[Figure content listings]

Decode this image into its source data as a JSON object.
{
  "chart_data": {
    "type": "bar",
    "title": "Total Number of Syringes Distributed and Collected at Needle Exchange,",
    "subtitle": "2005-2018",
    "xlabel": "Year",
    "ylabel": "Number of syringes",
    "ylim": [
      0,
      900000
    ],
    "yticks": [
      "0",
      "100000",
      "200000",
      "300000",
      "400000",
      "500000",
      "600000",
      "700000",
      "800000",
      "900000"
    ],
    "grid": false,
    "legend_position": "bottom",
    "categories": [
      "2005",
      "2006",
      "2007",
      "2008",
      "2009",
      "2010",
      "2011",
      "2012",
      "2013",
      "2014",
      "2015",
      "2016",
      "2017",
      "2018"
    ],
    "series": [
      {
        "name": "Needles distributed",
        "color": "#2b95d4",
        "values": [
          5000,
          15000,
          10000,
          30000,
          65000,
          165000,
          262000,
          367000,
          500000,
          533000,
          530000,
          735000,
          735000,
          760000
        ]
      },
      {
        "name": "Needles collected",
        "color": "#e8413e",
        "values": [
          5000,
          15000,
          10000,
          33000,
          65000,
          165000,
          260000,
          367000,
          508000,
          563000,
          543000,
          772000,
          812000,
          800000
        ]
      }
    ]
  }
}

▶ **Set problem**: Write out all of the records once more, exactly.

▶ **Answer to this problem**:
Decode this image into its source data as a JSON object.
{
  "chart_data": {
    "type": "bar",
    "title": "Total Number of Syringes Distributed and Collected at Needle Exchange,",
    "subtitle": "2005-2018",
    "xlabel": "Year",
    "ylabel": "Number of syringes",
    "ylim": [
      0,
      900000
    ],
    "yticks": [
      "0",
      "100000",
      "200000",
      "300000",
      "400000",
      "500000",
      "600000",
      "700000",
      "800000",
      "900000"
    ],
    "grid": false,
    "legend_position": "bottom",
    "categories": [
      "2005",
      "2006",
      "2007",
      "2008",
      "2009",
      "2010",
      "2011",
      "2012",
      "2013",
      "2014",
      "2015",
      "2016",
      "2017",
      "2018"
    ],
    "series": [
      {
        "name": "Needles distributed",
        "color": "#2b95d4",
        "values": [
          5000,
          15000,
          10000,
          30000,
          65000,
          165000,
          262000,
          367000,
          500000,
          533000,
          530000,
          735000,
          735000,
          760000
        ]
      },
      {
        "name": "Needles collected",
        "color": "#e8413e",
        "values": [
          5000,
          15000,
          10000,
          33000,
          65000,
          165000,
          260000,
          367000,
          508000,
          563000,
          543000,
          772000,
          812000,
          800000
        ]
      }
    ]
  }
}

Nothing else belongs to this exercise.